- **WHAT YOU NEED TO DO**: Would you pull out every line of the material that contains the string "screenshot"?

-=-=-

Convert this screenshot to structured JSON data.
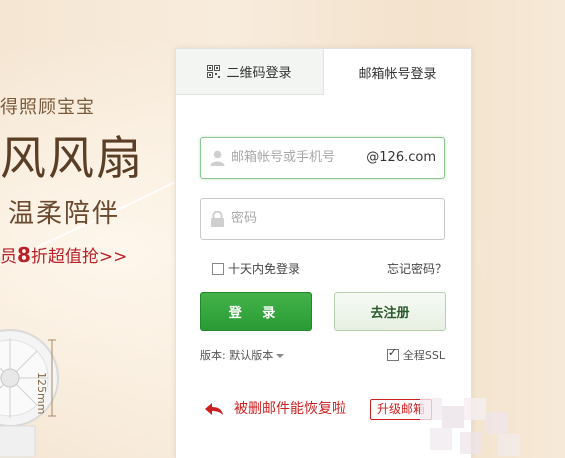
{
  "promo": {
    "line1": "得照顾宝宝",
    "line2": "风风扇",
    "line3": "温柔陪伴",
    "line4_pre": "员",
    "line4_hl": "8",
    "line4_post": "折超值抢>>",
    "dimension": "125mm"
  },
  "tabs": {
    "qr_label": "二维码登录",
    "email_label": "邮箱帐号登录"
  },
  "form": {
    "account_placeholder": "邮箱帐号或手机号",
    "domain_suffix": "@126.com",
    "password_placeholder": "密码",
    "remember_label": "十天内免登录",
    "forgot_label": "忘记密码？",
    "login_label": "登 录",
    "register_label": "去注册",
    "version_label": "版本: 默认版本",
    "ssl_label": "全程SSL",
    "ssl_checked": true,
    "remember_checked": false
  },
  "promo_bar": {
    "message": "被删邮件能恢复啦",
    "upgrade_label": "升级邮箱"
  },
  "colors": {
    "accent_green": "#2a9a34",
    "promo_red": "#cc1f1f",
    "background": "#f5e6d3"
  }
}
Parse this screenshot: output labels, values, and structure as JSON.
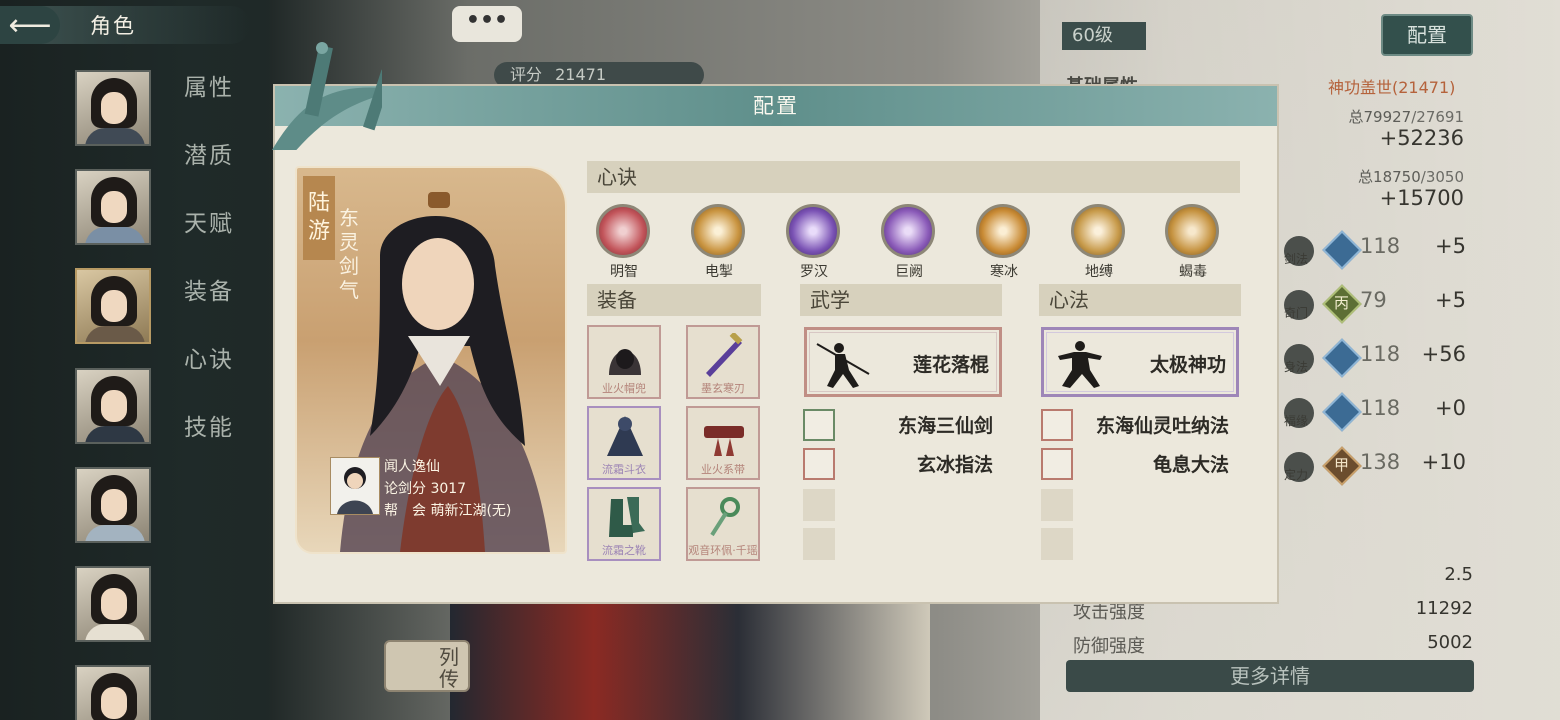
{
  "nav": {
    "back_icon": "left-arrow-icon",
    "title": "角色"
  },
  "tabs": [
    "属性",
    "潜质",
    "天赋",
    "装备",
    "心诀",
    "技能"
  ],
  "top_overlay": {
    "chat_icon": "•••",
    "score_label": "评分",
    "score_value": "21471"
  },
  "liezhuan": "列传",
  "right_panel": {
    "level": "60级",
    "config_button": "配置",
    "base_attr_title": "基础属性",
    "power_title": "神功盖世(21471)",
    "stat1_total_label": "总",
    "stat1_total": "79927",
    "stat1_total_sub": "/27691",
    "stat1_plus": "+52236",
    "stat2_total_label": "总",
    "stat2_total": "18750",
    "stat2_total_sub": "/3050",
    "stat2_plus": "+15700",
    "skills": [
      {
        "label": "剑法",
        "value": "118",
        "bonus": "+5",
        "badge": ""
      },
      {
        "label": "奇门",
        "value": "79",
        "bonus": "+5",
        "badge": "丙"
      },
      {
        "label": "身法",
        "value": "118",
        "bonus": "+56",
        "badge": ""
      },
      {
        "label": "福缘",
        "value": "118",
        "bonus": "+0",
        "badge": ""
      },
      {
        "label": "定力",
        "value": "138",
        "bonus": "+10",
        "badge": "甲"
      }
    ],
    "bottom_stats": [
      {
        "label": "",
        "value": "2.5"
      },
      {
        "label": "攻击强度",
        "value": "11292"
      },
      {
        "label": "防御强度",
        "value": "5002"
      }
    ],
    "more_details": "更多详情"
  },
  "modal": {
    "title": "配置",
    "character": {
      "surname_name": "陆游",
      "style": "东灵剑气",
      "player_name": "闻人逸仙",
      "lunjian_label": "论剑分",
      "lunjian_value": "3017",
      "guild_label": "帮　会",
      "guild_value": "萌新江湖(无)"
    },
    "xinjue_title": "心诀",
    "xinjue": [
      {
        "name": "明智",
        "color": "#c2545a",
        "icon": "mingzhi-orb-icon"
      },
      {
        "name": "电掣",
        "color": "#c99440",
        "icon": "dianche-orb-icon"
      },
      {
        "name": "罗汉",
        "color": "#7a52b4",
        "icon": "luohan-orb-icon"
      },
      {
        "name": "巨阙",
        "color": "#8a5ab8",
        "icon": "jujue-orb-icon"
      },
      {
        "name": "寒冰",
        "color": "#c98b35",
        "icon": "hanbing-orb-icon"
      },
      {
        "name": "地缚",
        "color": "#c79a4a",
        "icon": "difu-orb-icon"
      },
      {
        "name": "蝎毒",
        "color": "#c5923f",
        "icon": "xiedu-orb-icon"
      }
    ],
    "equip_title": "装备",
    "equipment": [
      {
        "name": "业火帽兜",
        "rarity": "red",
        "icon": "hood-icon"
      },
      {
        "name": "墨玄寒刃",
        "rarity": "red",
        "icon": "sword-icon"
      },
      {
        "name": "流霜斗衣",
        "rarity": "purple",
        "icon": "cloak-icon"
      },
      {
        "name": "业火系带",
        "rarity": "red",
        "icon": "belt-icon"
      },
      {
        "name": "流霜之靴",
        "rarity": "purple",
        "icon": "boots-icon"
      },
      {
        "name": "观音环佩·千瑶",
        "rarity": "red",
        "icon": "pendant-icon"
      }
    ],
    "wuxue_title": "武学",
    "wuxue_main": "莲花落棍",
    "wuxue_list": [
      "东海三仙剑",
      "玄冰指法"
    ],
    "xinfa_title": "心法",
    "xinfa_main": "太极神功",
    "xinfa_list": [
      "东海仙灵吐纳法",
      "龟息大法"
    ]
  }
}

-=-=-

- **RESPONSE BELOW**:
Convert this screenshot to structured JSON data.
Parse this screenshot: output labels, values, and structure as JSON.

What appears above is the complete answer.